Directions for this task =>
Determine how many lines include the string "JSON". Output that number only.

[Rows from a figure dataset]
-- START --
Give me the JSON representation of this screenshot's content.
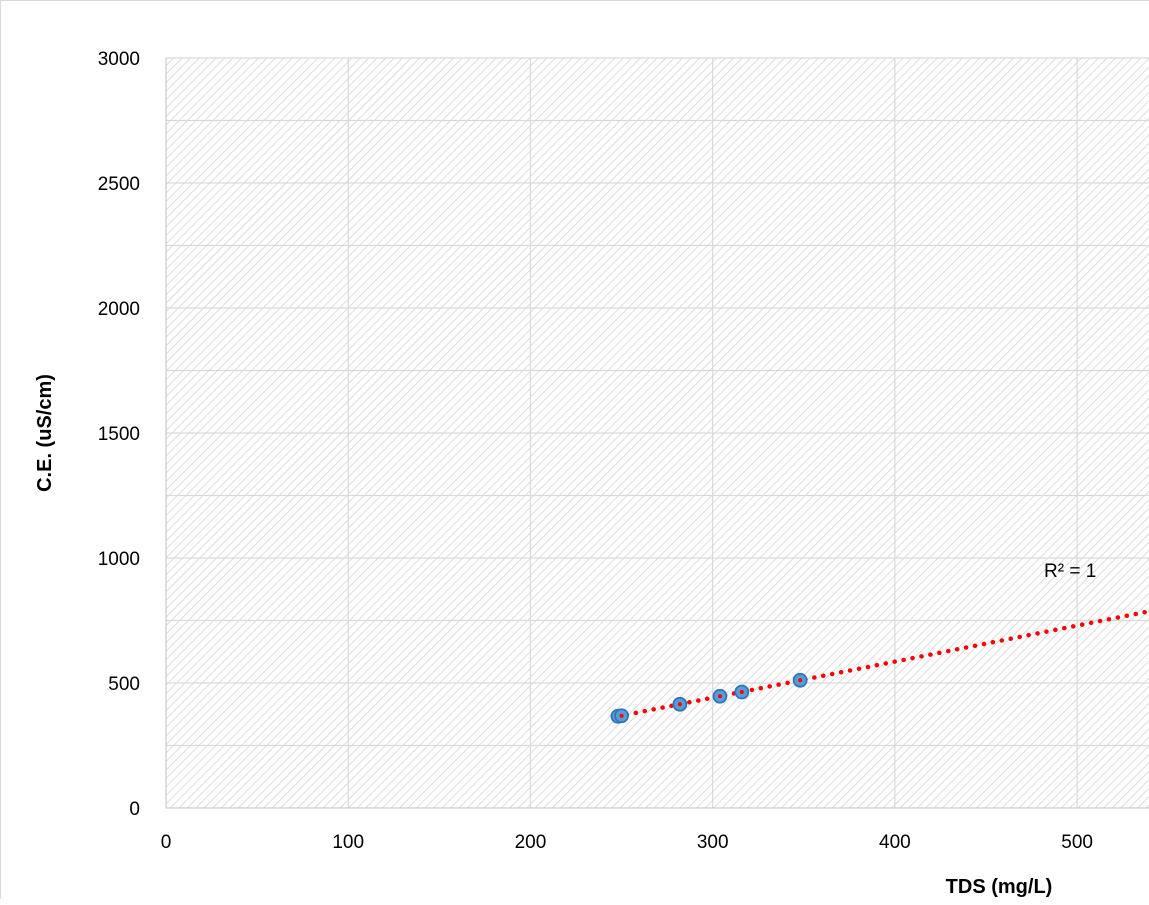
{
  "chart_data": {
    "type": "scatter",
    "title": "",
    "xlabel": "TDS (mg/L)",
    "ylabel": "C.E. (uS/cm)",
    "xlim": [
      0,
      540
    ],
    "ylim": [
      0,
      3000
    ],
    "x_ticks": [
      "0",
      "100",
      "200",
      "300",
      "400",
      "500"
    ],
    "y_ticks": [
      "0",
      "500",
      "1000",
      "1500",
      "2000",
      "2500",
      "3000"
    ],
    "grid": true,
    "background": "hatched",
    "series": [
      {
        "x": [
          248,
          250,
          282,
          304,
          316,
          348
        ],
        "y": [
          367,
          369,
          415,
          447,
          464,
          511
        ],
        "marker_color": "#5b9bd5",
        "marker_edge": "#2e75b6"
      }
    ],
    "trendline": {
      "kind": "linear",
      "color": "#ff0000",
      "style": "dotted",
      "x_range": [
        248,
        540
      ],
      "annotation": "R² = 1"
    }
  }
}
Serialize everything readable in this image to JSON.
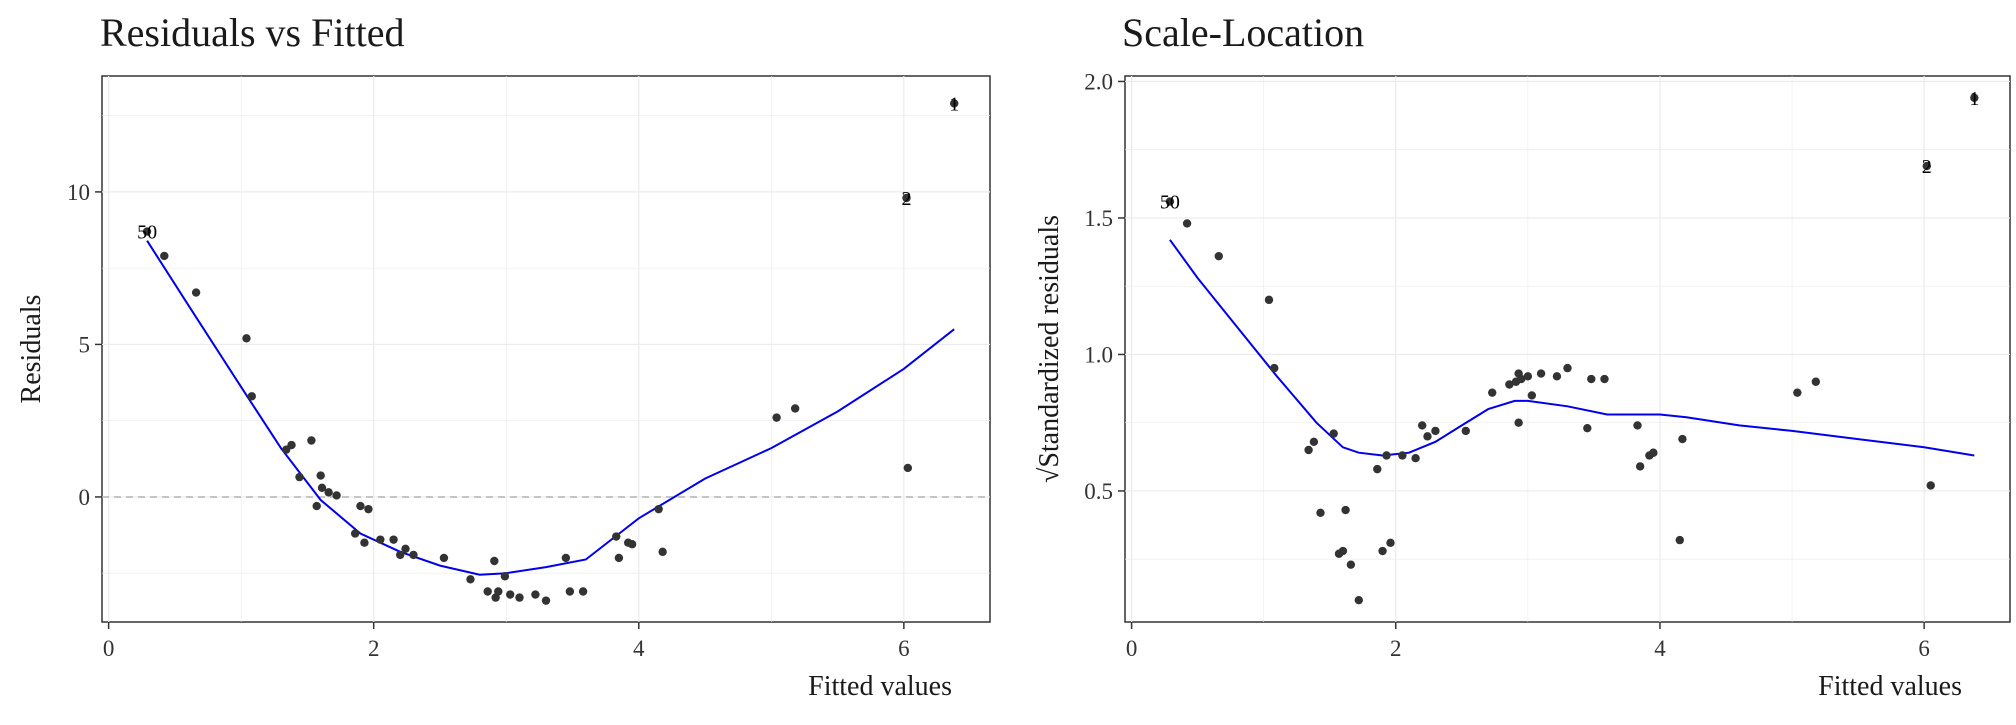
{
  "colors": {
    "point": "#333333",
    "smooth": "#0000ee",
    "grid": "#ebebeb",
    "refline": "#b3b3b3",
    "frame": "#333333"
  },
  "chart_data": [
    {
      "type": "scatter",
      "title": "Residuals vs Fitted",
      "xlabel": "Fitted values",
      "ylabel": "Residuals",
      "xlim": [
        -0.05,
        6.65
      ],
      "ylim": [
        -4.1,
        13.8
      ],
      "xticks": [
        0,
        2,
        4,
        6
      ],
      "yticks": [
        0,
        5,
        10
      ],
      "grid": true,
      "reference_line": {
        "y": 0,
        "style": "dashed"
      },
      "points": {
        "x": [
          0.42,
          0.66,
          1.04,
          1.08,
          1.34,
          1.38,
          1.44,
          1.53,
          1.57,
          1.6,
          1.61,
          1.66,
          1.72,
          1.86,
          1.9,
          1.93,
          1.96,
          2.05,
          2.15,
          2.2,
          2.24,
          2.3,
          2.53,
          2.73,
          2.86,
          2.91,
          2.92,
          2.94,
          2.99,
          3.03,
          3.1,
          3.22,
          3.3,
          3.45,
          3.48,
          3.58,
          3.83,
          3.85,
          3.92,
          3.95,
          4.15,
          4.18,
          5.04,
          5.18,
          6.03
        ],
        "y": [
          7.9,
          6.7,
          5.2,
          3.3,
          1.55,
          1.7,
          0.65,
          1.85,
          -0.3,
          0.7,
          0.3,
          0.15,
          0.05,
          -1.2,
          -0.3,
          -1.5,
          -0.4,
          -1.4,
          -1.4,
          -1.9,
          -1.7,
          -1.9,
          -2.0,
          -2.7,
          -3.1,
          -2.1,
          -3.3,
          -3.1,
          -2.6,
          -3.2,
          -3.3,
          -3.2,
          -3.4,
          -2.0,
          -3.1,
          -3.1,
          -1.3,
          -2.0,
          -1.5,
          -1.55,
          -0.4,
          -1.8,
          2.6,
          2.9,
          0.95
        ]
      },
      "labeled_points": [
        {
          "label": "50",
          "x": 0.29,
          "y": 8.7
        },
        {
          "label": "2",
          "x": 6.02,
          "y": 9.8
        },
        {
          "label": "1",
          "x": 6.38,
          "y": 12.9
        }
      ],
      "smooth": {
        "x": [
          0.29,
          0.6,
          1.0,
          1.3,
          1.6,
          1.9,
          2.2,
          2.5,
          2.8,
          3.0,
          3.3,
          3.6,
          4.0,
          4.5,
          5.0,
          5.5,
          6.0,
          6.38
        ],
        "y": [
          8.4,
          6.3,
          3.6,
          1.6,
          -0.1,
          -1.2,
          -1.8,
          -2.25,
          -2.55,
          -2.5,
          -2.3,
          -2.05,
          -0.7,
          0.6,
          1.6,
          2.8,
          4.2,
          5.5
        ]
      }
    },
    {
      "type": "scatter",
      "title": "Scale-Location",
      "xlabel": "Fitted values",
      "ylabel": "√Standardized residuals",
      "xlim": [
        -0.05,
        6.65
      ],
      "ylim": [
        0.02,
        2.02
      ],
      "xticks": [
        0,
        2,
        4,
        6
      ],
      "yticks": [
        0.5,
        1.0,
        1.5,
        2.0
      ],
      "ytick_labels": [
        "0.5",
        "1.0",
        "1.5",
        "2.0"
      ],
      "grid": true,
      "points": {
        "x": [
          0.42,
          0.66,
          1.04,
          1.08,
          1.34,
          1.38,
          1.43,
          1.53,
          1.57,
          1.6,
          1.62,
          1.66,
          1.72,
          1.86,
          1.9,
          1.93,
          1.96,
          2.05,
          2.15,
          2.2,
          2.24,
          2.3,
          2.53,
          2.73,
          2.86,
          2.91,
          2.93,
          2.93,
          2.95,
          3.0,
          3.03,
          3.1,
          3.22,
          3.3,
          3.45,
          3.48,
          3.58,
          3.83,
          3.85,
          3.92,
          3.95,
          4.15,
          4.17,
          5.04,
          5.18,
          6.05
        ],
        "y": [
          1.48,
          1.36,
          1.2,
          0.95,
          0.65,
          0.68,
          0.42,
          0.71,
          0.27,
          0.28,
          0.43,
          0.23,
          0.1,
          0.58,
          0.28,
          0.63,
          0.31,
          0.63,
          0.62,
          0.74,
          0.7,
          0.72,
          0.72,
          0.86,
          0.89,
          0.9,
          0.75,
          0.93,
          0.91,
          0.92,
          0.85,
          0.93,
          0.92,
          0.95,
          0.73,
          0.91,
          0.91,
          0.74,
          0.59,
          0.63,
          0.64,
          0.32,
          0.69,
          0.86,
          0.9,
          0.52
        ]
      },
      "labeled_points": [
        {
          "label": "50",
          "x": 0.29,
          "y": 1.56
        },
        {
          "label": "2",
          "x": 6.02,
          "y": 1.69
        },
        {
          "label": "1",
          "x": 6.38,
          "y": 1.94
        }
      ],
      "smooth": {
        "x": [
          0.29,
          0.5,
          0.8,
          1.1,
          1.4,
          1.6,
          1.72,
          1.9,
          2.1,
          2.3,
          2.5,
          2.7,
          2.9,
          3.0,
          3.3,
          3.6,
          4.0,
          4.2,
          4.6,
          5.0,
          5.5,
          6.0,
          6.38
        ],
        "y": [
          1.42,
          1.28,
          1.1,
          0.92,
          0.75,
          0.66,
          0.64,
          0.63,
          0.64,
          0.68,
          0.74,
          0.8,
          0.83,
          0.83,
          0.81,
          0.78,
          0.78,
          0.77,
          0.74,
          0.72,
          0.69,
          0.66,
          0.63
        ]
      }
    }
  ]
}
-- END --
Answer for this exercise =>
2